## begin Input for this task

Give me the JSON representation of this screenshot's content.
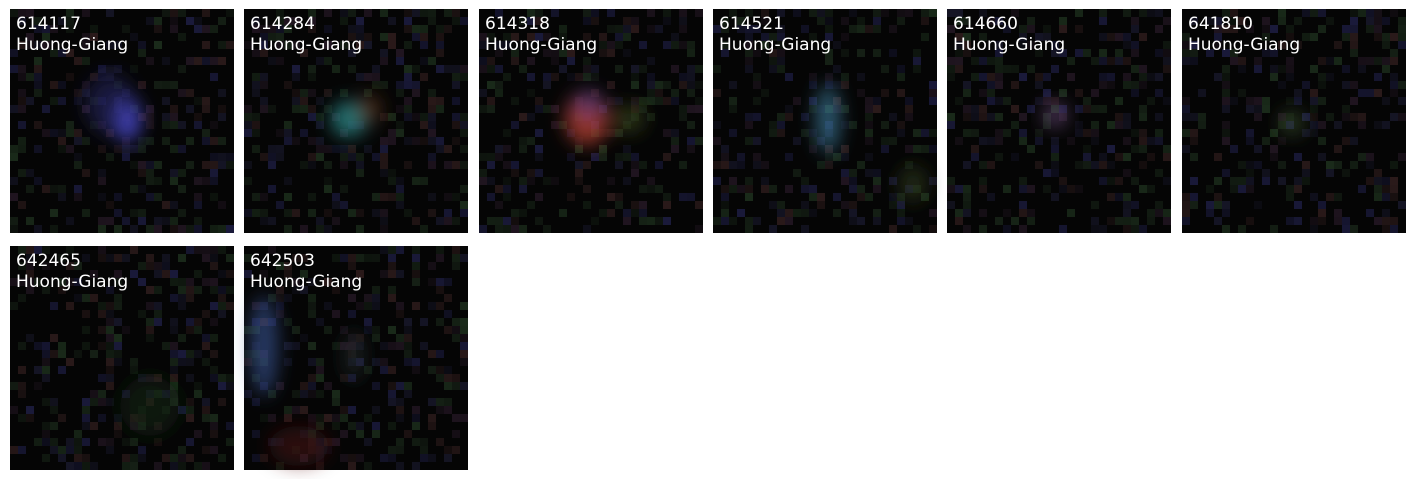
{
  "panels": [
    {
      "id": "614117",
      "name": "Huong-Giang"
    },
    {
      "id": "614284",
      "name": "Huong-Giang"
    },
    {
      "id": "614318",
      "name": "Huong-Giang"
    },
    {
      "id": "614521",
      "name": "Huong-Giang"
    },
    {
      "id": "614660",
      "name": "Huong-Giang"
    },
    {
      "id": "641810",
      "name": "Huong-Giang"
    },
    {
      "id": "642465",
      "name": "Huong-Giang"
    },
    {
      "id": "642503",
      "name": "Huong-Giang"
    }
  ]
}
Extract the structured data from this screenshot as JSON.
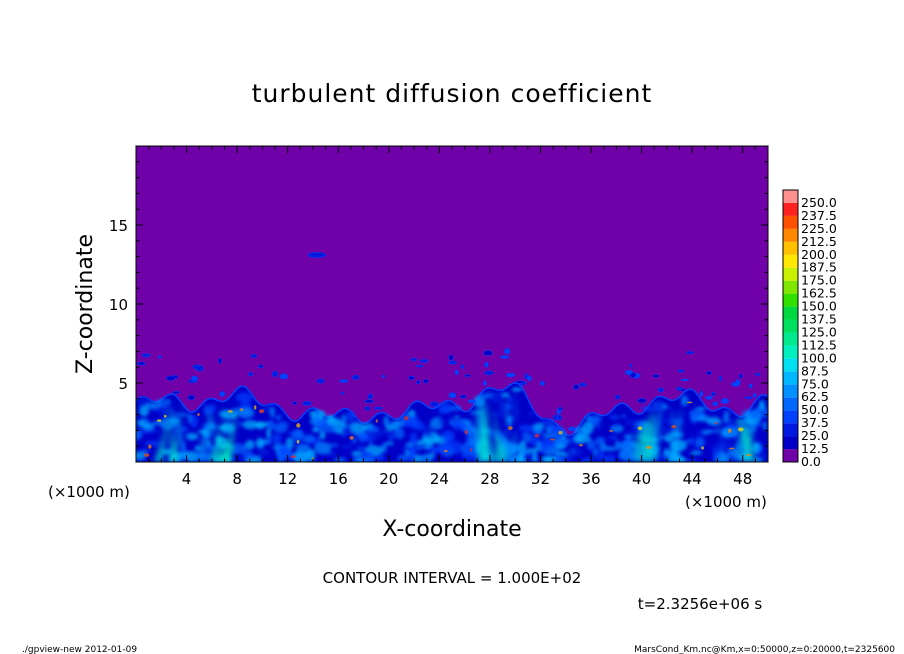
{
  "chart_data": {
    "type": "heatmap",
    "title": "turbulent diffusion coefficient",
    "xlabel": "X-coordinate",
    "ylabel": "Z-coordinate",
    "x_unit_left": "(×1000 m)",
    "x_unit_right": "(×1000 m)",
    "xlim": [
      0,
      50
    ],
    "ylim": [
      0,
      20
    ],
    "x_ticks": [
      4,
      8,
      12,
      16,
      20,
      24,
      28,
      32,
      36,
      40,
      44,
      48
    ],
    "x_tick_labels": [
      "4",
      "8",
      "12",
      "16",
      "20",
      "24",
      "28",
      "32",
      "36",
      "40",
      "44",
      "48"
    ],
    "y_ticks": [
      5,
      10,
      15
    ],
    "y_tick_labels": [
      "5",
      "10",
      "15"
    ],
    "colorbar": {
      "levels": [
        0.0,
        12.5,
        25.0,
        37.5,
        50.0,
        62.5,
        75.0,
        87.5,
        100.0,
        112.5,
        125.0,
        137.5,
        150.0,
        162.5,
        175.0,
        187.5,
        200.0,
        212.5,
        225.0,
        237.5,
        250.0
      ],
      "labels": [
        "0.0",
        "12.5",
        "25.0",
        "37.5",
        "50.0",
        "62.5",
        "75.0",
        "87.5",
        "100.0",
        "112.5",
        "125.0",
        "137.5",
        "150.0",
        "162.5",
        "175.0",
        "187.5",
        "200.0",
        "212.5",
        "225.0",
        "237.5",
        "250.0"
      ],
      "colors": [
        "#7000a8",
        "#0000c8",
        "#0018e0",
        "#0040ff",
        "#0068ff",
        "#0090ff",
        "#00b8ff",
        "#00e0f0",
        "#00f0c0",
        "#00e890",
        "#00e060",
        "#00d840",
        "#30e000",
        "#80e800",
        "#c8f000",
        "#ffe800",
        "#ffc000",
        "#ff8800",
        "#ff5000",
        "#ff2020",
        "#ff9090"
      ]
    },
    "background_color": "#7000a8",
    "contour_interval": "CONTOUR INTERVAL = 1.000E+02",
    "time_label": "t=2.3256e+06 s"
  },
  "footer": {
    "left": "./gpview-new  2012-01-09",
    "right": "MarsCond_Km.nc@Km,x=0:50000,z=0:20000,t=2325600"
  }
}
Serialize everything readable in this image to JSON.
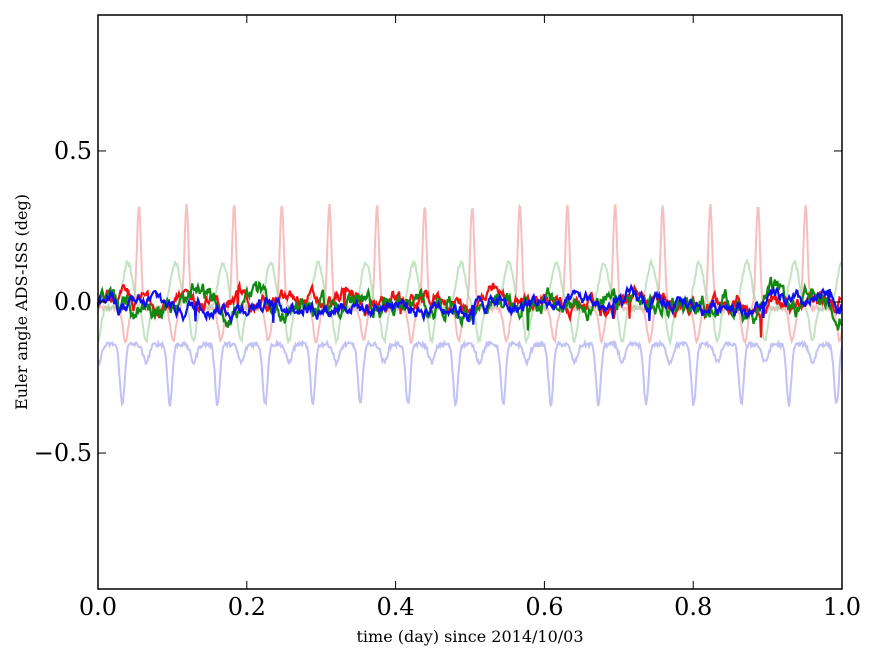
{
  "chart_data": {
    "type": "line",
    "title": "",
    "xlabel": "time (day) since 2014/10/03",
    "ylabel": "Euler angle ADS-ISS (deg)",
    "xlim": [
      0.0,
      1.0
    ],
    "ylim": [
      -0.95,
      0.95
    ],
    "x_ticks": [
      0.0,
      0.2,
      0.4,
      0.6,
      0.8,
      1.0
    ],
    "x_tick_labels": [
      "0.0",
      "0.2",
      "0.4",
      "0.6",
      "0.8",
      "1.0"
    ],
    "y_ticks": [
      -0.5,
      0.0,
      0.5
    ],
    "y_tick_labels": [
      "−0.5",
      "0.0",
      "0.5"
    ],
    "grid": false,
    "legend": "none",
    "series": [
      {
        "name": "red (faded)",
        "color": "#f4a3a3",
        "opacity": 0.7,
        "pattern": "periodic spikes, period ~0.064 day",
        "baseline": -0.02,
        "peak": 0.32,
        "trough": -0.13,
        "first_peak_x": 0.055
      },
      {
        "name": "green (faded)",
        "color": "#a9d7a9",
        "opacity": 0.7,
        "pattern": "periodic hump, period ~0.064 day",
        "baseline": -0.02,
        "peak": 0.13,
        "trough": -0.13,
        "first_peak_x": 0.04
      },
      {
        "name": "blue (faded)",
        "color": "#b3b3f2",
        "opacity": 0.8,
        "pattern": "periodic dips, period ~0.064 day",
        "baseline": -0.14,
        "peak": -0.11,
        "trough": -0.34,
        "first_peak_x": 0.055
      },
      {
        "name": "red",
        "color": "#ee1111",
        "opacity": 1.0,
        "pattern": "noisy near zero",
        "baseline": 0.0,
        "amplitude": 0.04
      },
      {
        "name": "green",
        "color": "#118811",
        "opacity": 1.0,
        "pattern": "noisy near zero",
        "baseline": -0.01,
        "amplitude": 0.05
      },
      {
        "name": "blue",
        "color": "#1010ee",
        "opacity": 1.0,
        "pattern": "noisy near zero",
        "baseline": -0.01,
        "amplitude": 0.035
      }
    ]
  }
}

## end Input for this task

• Aim of the exercise: In the records above, how many lines contain the word "coordinate"? Give the number alone.

• Exercise answer: 2